What to work on
Each line that follows is to be retyped exactly.

Provided material

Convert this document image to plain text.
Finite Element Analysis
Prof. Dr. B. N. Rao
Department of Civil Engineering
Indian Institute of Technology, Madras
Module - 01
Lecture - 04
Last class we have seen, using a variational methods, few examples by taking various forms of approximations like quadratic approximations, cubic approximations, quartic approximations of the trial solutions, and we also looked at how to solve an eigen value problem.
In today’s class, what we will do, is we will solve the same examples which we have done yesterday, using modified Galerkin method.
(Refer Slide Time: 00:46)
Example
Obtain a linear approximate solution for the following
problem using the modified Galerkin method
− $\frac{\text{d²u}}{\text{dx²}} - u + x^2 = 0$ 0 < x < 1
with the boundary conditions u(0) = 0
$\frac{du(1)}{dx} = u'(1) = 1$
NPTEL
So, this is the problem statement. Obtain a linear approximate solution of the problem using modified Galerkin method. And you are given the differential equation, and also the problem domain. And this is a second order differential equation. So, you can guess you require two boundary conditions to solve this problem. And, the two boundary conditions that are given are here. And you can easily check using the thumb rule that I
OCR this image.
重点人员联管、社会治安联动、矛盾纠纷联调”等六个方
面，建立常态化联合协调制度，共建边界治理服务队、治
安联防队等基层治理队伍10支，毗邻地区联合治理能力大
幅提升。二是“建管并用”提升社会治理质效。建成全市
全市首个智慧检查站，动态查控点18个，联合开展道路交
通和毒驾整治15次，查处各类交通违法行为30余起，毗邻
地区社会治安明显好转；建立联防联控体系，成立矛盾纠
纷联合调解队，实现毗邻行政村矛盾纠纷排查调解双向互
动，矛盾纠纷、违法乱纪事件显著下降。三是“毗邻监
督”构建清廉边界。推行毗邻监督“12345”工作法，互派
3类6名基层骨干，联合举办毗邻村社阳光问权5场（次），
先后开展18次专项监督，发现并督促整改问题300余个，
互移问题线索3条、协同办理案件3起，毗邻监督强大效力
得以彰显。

Answer to the problem
Convert this document image to plain text.
Finite Element Analysis
Prof. Dr. B. N. Rao
Department of Civil Engineering
Indian Institute of Technology, Madras
Module - 01
Lecture - 04
Last class we have seen, using a variational methods, few examples by taking various forms of approximations like quadratic approximations, cubic approximations, quartic approximations of the trial solutions, and we also looked at how to solve an eigen value problem.
In today’s class, what we will do, is we will solve the same examples which we have done yesterday, using modified Galerkin method.
(Refer Slide Time: 00:46)
Example
Obtain a linear approximate solution for the following
problem using the modified Galerkin method
− $\frac{\text{d²u}}{\text{dx²}} - u + x^2 = 0$ 0 < x < 1
with the boundary conditions u(0) = 0
$\frac{du(1)}{dx} = u'(1) = 1$
NPTEL
So, this is the problem statement. Obtain a linear approximate solution of the problem using modified Galerkin method. And you are given the differential equation, and also the problem domain. And this is a second order differential equation. So, you can guess you require two boundary conditions to solve this problem. And, the two boundary conditions that are given are here. And you can easily check using the thumb rule that I
OCR this image.
重点人员联管、社会治安联动、矛盾纠纷联调”等六个方
面，建立常态化联合协调制度，共建边界治理服务队、治
安联防队等基层治理队伍10支，毗邻地区联合治理能力大
幅提升。二是“建管并用”提升社会治理质效。建成全市
全市首个智慧检查站，动态查控点18个，联合开展道路交
通和毒驾整治15次，查处各类交通违法行为30余起，毗邻
地区社会治安明显好转；建立联防联控体系，成立矛盾纠
纷联合调解队，实现毗邻行政村矛盾纠纷排查调解双向互
动，矛盾纠纷、违法乱纪事件显著下降。三是“毗邻监
督”构建清廉边界。推行毗邻监督“12345”工作法，互派
3类6名基层骨干，联合举办毗邻村社阳光问权5场（次），
先后开展18次专项监督，发现并督促整改问题300余个，
互移问题线索3条、协同办理案件3起，毗邻监督强大效力
得以彰显。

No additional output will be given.